INFORMATION SHOWN:
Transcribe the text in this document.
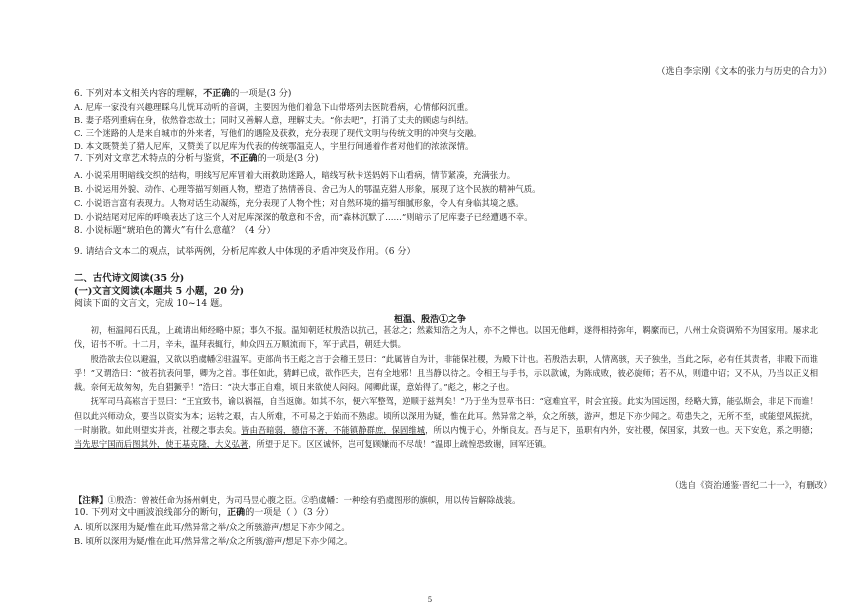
（选自李宗刚《文本的张力与历史的合力》）
6. 下列对本文相关内容的理解，不正确的一项是(3 分)
A. 尼库一家没有兴趣理睬乌儿恍耳动听的音调，主要因为他们着急下山带塔列去医院看病，心情郁闷沉重。
B. 妻子塔列重病在身，依然眷恋故土；同时又善解人意，理解丈夫。“你去吧”，打消了丈夫的顾虑与纠结。
C. 三个迷路的人是来自城市的外来者，写他们的遇险及获救，充分表现了现代文明与传统文明的冲突与交融。
D. 本文既赞美了猎人尼库，又赞美了以尼库为代表的传统鄂温克人，宇里行间通着作者对他们的浓浓深情。
7. 下列对文章艺术特点的分析与鉴赏，不正确的一项是(3 分)
A. 小说采用明暗线交织的结构，明线写尼库冒着大雨救助迷路人，暗线写秋卡送妈妈下山看病，情节紧凑，充满张力。
B. 小说运用外貌、动作、心理等描写刻画人物，塑造了热情善良、舍己为人的鄂温克猎人形象，展现了这个民族的精神气质。
C. 小说语言富有表现力。人物对话生动凝练，充分表现了人物个性；对自然环境的描写细腻形象，令人有身临其境之感。
D. 小说结尾对尼库的呼唤表达了这三个人对尼库深深的敬意和不舍，而“森林沉默了……”则暗示了尼库妻子已经遭遇不幸。
8. 小说标题“琥珀色的篝火”有什么意蕴？（4 分）
9. 请结合文本二的观点，试举两例，分析尼库救人中体现的矛盾冲突及作用。（6 分）
二、古代诗文阅读(35 分)
(一)文言文阅读(本题共 5 小题，20 分)
阅读下面的文言文，完成 10~14 题。
桓温、殷浩①之争

初，桓温闻石氏乱，上疏请出师经略中原；事久不报。温知朝廷杖殷浩以抗己，甚忿之；然素知浩之为人，亦不之惮也。以国无他衅，遂得相持弥年，羁縻而已，八州士众资调殆不为国家用。屡求北伐，诏书不听。十二月，辛未，温拜表辄行，帅众四五万顺流而下，军于武昌，朝廷大惧。

殷浩欲去位以避温，又欲以驺虞幡②驻温军。吏部尚书王彪之言于会稽王昱曰：“此属皆自为计，非能保社稷，为殿下计也。若殷浩去职，人情离骇，天子独坐，当此之际，必有任其责者，非殿下而谁乎！”又谓浩曰：“彼若抗表问罪，卿为之首。事任如此，猜衅已成，欲作匹夫，岂有全地邪！且当静以待之。令相王与手书，示以款诚，为陈成败，彼必旋师；若不从，则遣中诏；又不从，乃当以正义相裁。奈何无故匆匆，先自猖獗乎！”浩曰：“决大事正自难，顷日来欲使人闷闷。闻卿此谋，意始得了。”彪之，彬之子也。

抚军司马高崧言于昱曰：“王宜致书，谕以祸福，自当返旆。如其不尔，便六军整驾，逆顺于兹判矣！”乃于坐为昱草书曰：“寇难宜平，时会宜接。此实为国远图，经略大算，能弘斯会，非足下而谁！但以此兴师动众，要当以资实为本；运转之艰，古人所难，不可易之于始而不熟虑。顷所以深用为疑，惟在此耳。然异常之举，众之所骇，游声，想足下亦少闻之。苟患失之，无所不至，或能望风振扰，一时崩散。如此则望实并丧，社稷之事去矣。皆由吾暗弱，德信不著，不能镇静群庶，保固维城，所以内愧于心，外惭良友。吾与足下，虽职有内外，安社稷，保国家，其致一也。天下安危，系之明德；当先思宁国而后图其外，使王基克隆，大义弘著，所望于足下。区区诚怀，岂可复顾嫌而不尽哉！”温即上疏惶恐致谢，回军还镇。

（选自《资治通鉴·晋纪二十一》，有删改）
【注释】①殷浩：曾被任命为扬州刺史，为司马昱心腹之臣。②驺虞幡：一种绘有驺虞图形的旗帜，用以传旨解除战装。
10. 下列对文中画波浪线部分的断句，正确的一项是（ ）（3 分）
A. 顷所以深用为疑/惟在此耳/然异常之举/众之所骇游声/想足下亦少闻之。
B. 顷所以深用为疑/惟在此耳/然异常之举/众之所骇/游声/想足下亦少闻之。
5
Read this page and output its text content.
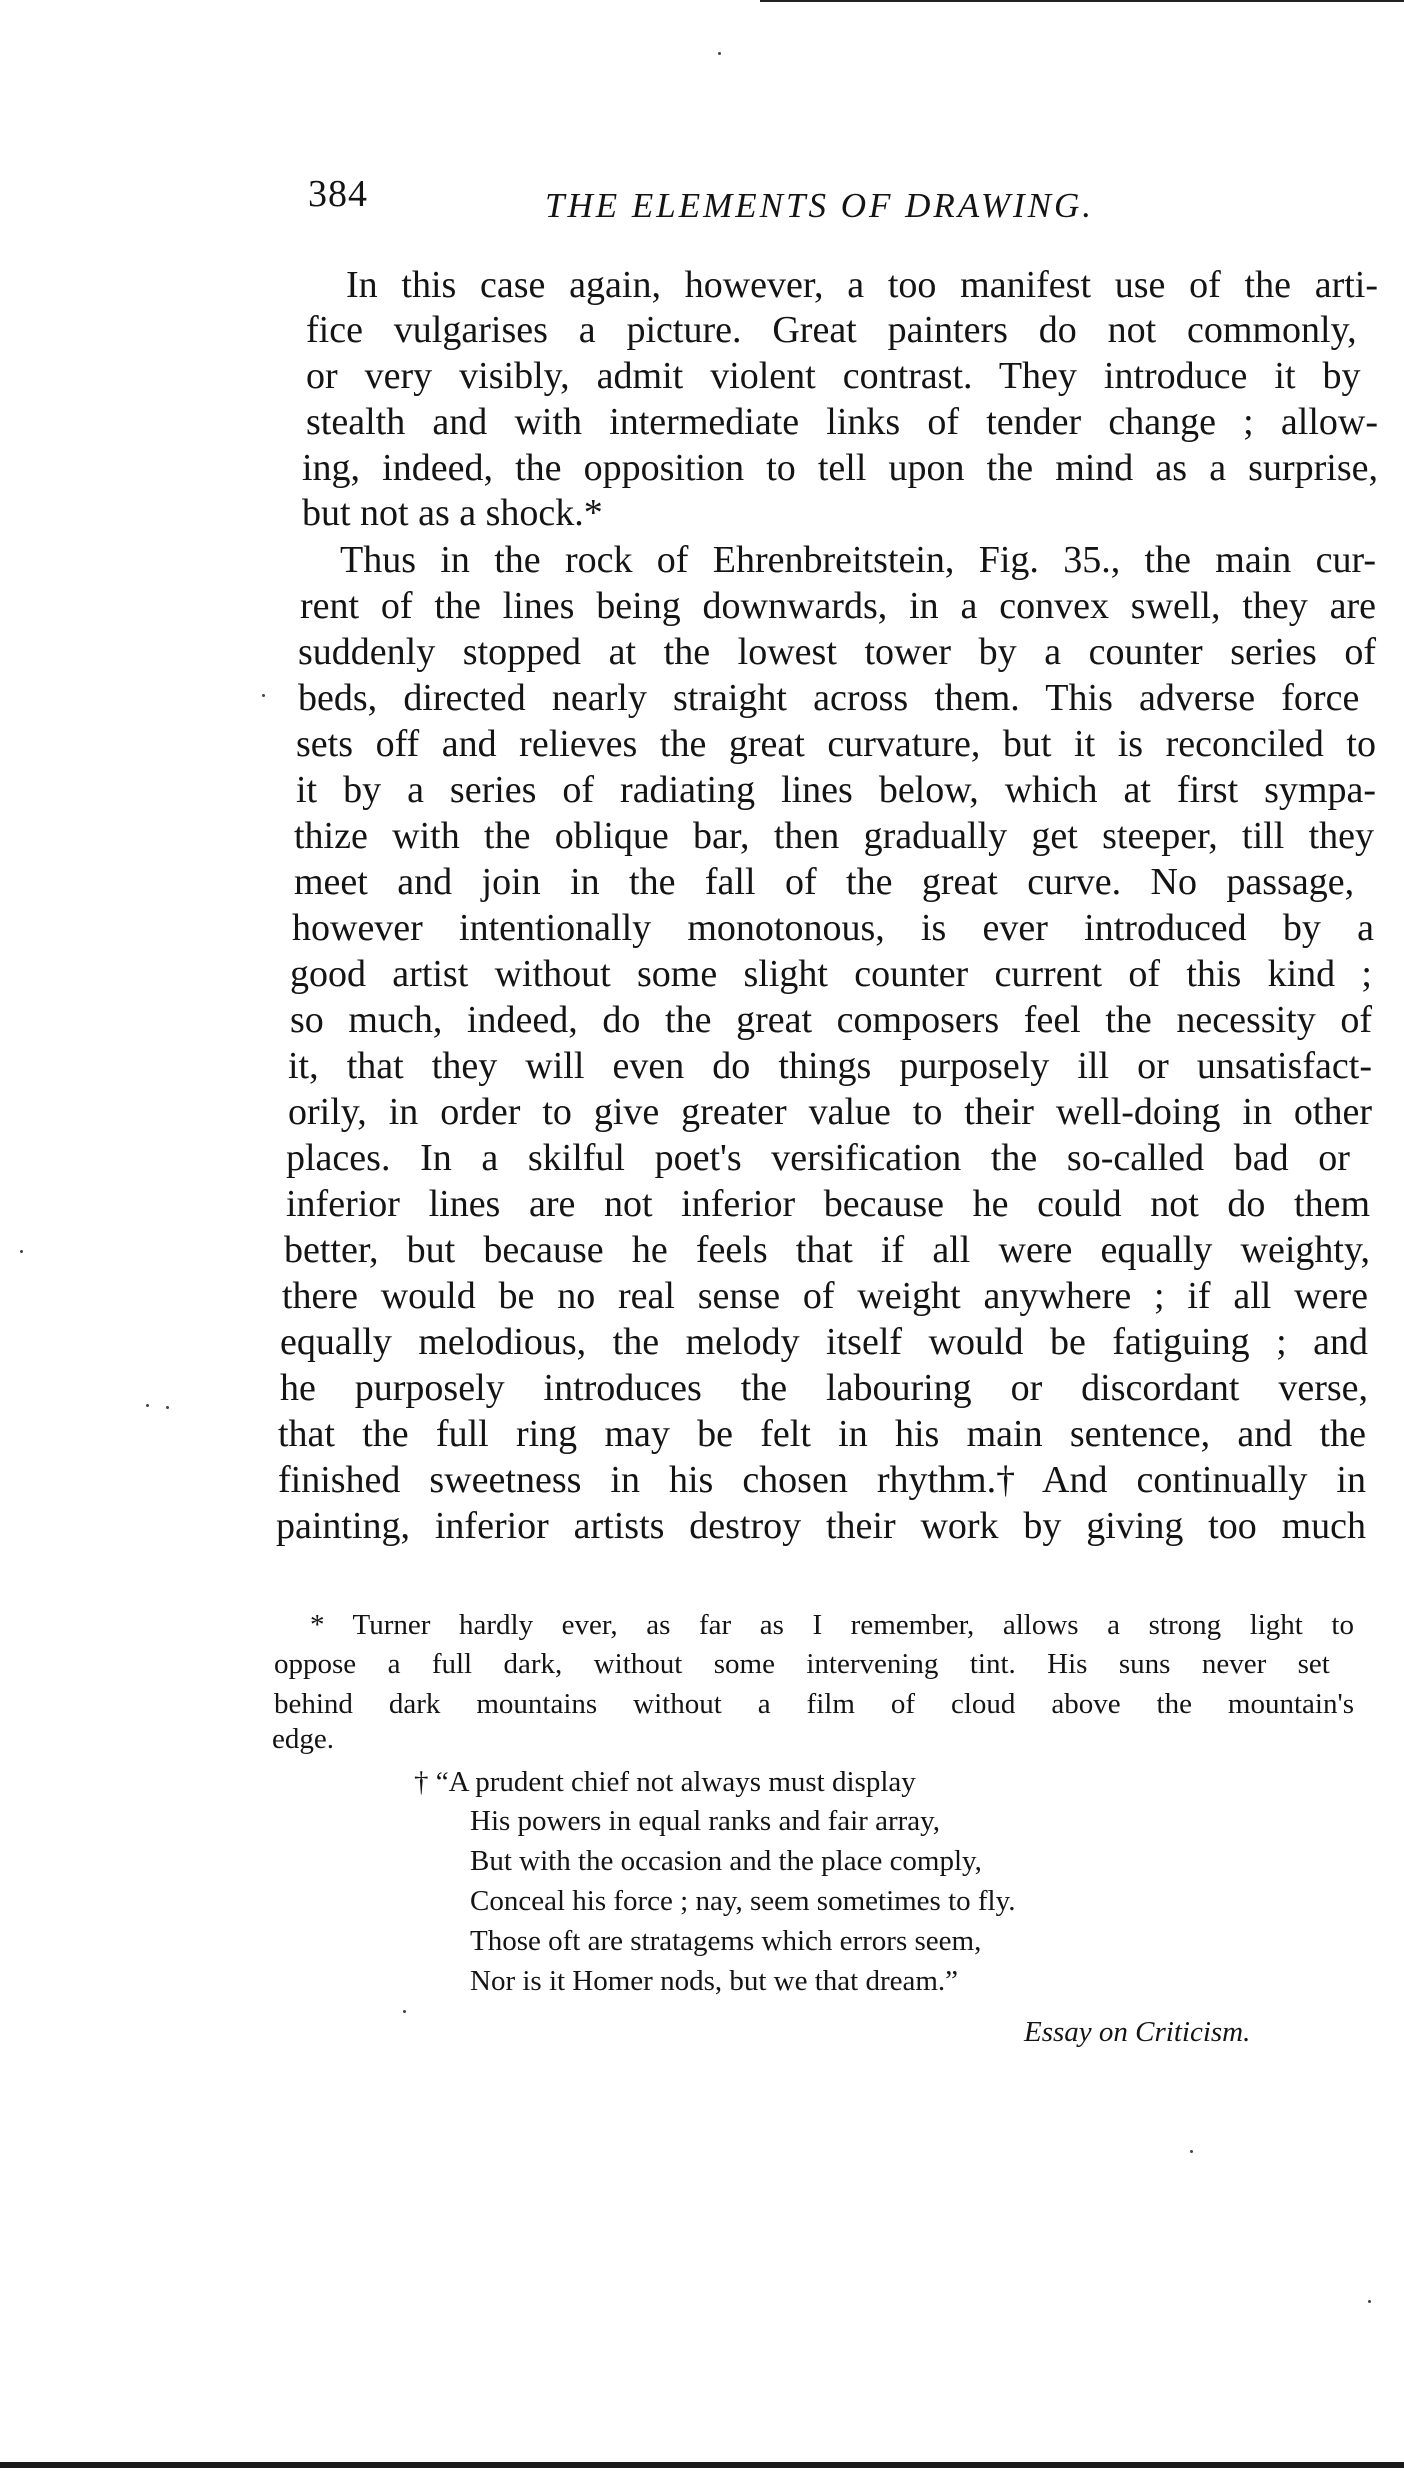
384	THE ELEMENTS OF DRAWING.
In this case again, however, a too manifest use of the arti-
fice vulgarises a picture. Great painters do not commonly,
or very visibly, admit violent contrast. They introduce it by
stealth and with intermediate links of tender change ; allow-
ing, indeed, the opposition to tell upon the mind as a surprise,
but not as a shock.*
Thus in the rock of Ehrenbreitstein, Fig. 35., the main cur-
rent of the lines being downwards, in a convex swell, they are
suddenly stopped at the lowest tower by a counter series of
beds, directed nearly straight across them. This adverse force
sets off and relieves the great curvature, but it is reconciled to
it by a series of radiating lines below, which at first sympa-
thize with the oblique bar, then gradually get steeper, till they
meet and join in the fall of the great curve. No passage,
however intentionally monotonous, is ever introduced by a
good artist without some slight counter current of this kind ;
so much, indeed, do the great composers feel the necessity of
it, that they will even do things purposely ill or unsatisfact-
orily, in order to give greater value to their well-doing in other
places. In a skilful poet's versification the so-called bad or
inferior lines are not inferior because he could not do them
better, but because he feels that if all were equally weighty,
there would be no real sense of weight anywhere ; if all were
equally melodious, the melody itself would be fatiguing ; and
he purposely introduces the labouring or discordant verse,
that the full ring may be felt in his main sentence, and the
finished sweetness in his chosen rhythm.† And continually in
painting, inferior artists destroy their work by giving too much
* Turner hardly ever, as far as I remember, allows a strong light to
oppose a full dark, without some intervening tint. His suns never set
behind dark mountains without a film of cloud above the mountain's
edge.
† “A prudent chief not always must display
His powers in equal ranks and fair array,
But with the occasion and the place comply,
Conceal his force ; nay, seem sometimes to fly.
Those oft are stratagems which errors seem,
Nor is it Homer nods, but we that dream.”
Essay on Criticism.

WORK TO COMPLETE:
Filter the listing above for the string "series" and copy every matching line.

ANSWER FOR THIS EXERCISE:
suddenly stopped at the lowest tower by a counter series of
it by a series of radiating lines below, which at first sympa-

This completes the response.